▶ **WHAT THE EXERCISE ASKS**
Among the lines of these entries, how many hold the word "PERMIT"? State only the number.

+++

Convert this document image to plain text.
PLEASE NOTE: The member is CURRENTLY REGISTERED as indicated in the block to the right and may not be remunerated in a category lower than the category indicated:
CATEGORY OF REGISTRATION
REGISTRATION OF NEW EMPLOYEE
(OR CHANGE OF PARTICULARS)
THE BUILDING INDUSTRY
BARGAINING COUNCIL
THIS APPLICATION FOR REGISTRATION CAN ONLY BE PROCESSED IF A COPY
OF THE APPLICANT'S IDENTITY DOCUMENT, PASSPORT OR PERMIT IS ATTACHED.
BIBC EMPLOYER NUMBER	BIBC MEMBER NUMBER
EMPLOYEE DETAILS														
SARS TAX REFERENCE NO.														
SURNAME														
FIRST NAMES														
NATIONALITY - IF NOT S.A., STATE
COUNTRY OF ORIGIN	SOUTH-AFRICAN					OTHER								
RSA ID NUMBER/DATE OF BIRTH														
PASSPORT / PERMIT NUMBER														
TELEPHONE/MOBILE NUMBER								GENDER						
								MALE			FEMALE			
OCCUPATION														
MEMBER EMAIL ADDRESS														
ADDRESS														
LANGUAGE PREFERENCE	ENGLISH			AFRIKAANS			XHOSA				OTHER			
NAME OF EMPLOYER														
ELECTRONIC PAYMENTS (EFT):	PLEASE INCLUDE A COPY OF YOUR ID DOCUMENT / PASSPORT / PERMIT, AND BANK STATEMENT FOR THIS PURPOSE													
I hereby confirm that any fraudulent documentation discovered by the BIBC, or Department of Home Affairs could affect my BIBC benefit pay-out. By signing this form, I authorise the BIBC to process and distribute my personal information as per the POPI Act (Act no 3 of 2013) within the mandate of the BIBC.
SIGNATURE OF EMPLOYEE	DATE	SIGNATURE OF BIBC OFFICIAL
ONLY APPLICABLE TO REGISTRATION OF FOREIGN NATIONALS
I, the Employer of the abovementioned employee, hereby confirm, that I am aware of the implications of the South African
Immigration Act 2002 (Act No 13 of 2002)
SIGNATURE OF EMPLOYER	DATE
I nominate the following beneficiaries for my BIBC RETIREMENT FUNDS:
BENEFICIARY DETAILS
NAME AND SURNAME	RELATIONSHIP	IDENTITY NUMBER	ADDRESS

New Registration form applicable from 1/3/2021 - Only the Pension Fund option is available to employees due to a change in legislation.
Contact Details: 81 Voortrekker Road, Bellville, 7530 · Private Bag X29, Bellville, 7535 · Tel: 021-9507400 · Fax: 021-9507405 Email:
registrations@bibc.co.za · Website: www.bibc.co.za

+++

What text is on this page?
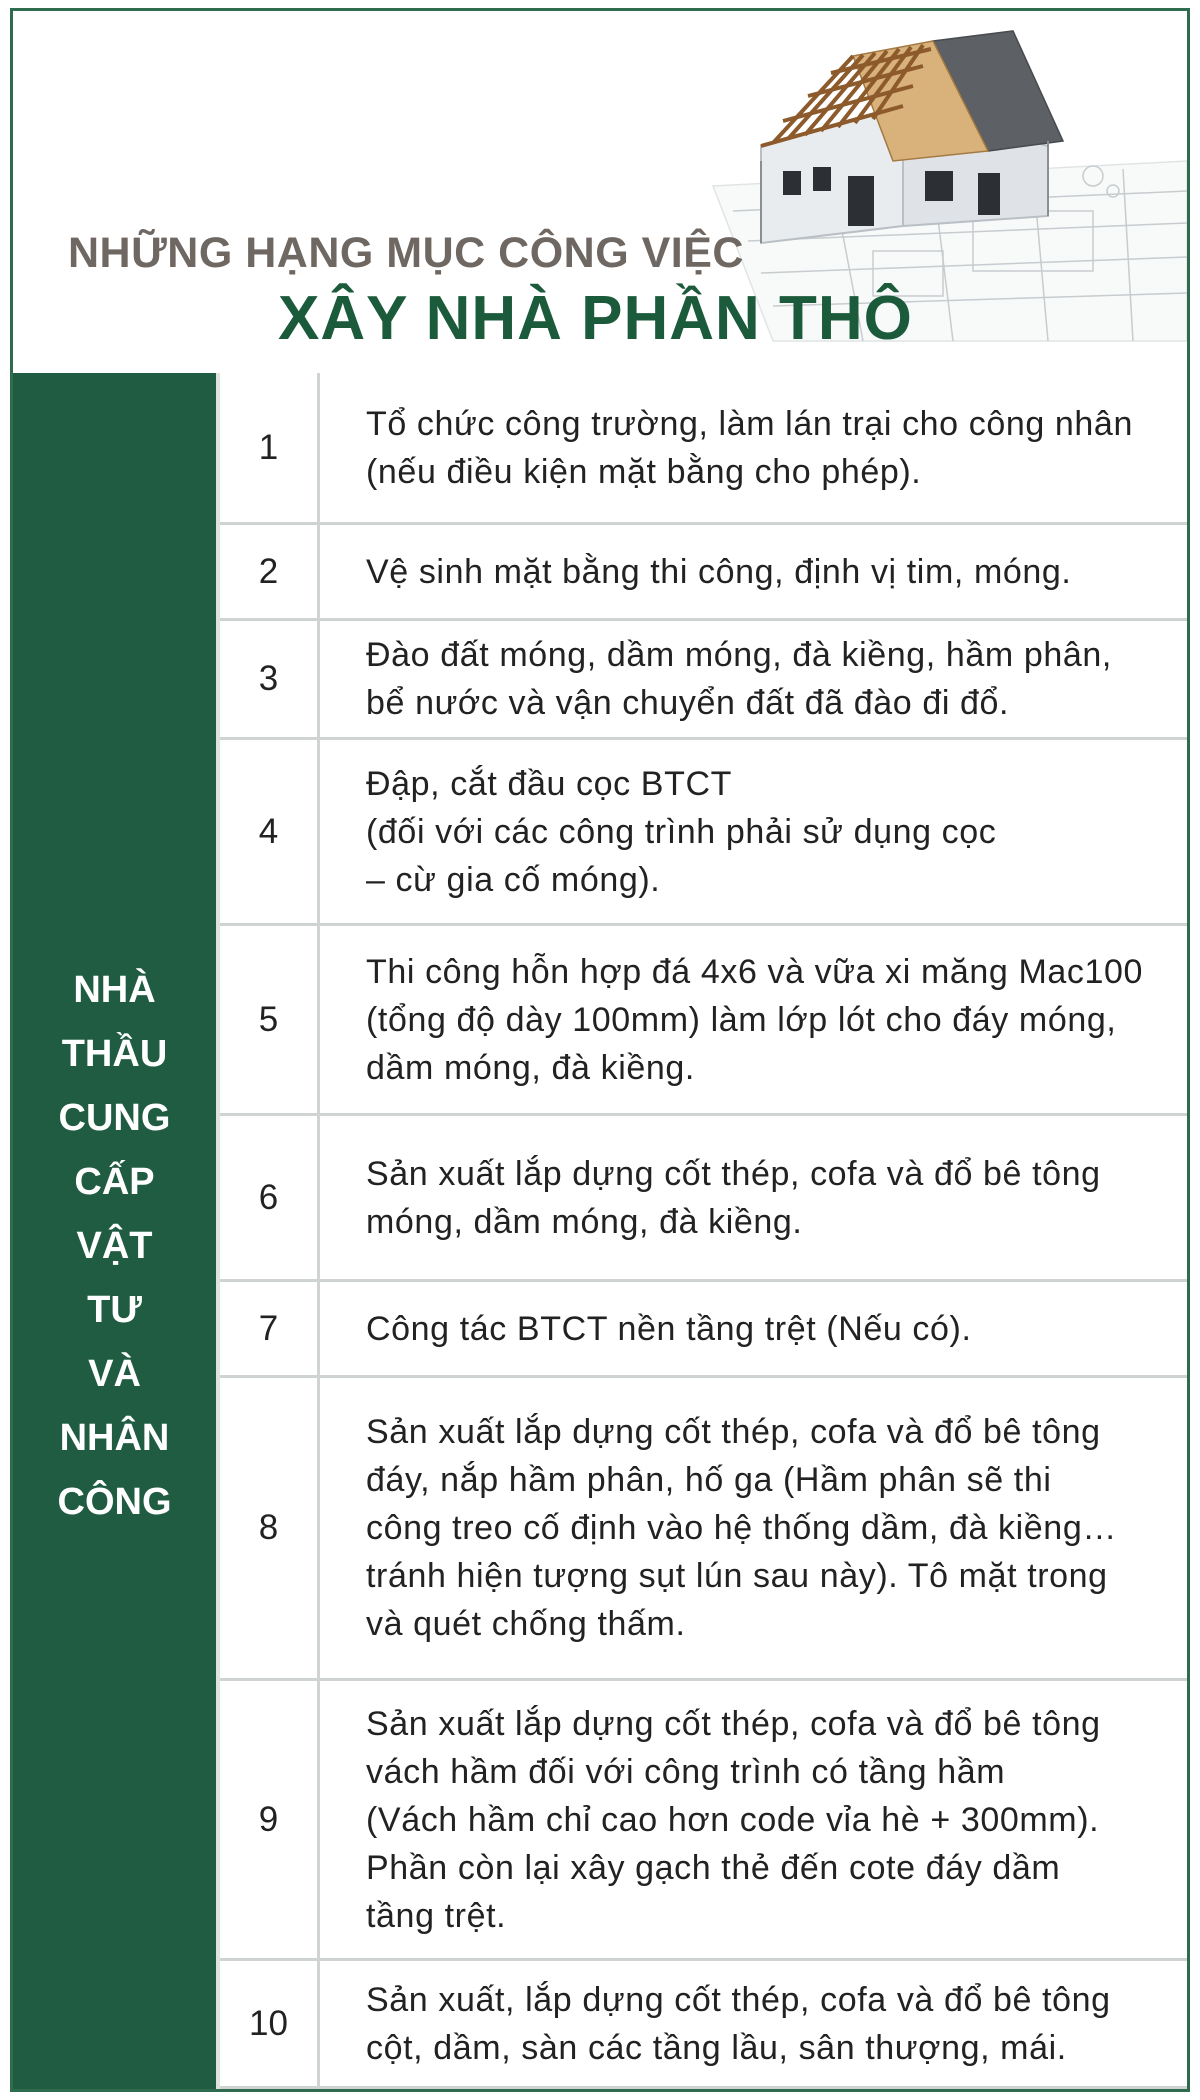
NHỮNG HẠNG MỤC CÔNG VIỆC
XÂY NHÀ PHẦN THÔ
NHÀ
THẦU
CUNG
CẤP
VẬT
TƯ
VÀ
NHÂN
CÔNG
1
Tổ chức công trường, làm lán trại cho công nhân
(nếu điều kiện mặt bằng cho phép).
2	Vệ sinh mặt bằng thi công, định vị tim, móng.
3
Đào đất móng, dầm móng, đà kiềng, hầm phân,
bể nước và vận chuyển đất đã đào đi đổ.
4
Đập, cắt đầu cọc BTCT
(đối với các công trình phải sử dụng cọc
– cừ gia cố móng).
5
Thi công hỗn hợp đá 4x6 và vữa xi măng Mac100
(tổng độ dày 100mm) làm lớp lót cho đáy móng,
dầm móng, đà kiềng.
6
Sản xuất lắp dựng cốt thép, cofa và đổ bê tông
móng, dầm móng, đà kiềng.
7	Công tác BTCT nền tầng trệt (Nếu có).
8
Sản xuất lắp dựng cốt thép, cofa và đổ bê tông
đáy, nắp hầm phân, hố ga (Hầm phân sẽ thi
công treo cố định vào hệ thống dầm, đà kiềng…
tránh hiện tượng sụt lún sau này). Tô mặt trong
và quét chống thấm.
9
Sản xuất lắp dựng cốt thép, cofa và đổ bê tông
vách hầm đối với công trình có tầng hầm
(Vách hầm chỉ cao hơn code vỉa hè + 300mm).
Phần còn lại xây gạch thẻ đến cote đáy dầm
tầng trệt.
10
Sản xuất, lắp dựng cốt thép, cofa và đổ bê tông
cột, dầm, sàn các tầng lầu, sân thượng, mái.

+++

▶ **THE RESPONSE**
3